**PROBLEM STATEMENT**.
Copy out all lines that carry the word "свежей".

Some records
•••••

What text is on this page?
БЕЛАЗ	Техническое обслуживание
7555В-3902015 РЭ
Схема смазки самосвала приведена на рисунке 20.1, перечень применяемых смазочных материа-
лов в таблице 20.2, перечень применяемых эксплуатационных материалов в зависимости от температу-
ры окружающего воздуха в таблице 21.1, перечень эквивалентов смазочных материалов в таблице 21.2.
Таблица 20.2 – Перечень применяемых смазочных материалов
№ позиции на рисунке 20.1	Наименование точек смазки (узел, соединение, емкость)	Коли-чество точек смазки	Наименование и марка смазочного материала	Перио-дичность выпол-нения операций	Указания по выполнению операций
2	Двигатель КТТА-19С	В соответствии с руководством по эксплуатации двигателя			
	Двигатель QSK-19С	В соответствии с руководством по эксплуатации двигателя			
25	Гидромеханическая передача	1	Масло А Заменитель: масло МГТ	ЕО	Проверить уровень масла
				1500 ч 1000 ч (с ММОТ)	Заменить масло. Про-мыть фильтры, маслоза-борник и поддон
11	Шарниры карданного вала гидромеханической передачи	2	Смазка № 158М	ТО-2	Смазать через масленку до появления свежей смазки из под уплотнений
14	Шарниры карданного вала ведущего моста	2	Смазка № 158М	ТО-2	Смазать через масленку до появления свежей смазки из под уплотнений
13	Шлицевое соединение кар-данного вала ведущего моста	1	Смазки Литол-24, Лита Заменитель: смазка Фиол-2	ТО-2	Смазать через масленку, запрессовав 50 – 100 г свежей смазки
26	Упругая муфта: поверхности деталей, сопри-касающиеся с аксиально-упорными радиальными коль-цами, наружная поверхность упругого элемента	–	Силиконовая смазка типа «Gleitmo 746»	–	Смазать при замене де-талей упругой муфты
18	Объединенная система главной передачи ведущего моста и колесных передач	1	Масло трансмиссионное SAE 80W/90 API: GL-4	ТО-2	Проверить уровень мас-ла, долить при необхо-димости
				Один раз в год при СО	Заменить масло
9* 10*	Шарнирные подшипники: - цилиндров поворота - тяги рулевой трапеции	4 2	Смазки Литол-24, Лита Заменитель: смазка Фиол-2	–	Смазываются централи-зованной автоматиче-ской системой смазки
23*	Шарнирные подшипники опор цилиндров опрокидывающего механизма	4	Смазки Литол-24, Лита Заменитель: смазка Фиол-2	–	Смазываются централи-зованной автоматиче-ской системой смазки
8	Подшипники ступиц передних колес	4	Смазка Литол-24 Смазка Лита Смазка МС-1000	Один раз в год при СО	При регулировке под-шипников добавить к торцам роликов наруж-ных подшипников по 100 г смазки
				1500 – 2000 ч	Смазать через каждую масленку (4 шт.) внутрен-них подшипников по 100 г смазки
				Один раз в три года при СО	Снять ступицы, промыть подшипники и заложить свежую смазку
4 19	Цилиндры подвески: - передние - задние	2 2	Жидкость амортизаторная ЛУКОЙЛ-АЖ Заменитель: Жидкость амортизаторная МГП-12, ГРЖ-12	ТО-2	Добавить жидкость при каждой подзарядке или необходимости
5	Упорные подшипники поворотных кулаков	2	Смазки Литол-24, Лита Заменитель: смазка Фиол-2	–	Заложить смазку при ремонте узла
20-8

•••••

**RESULT**.
11	Шарниры карданного вала гидромеханической передачи	2	Смазка № 158М	ТО-2	Смазать через масленку до появления свежей смазки из под уплотнений
14	Шарниры карданного вала ведущего моста	2	Смазка № 158М	ТО-2	Смазать через масленку до появления свежей смазки из под уплотнений
13	Шлицевое соединение кар-данного вала ведущего моста	1	Смазки Литол-24, Лита Заменитель: смазка Фиол-2	ТО-2	Смазать через масленку, запрессовав 50 – 100 г свежей смазки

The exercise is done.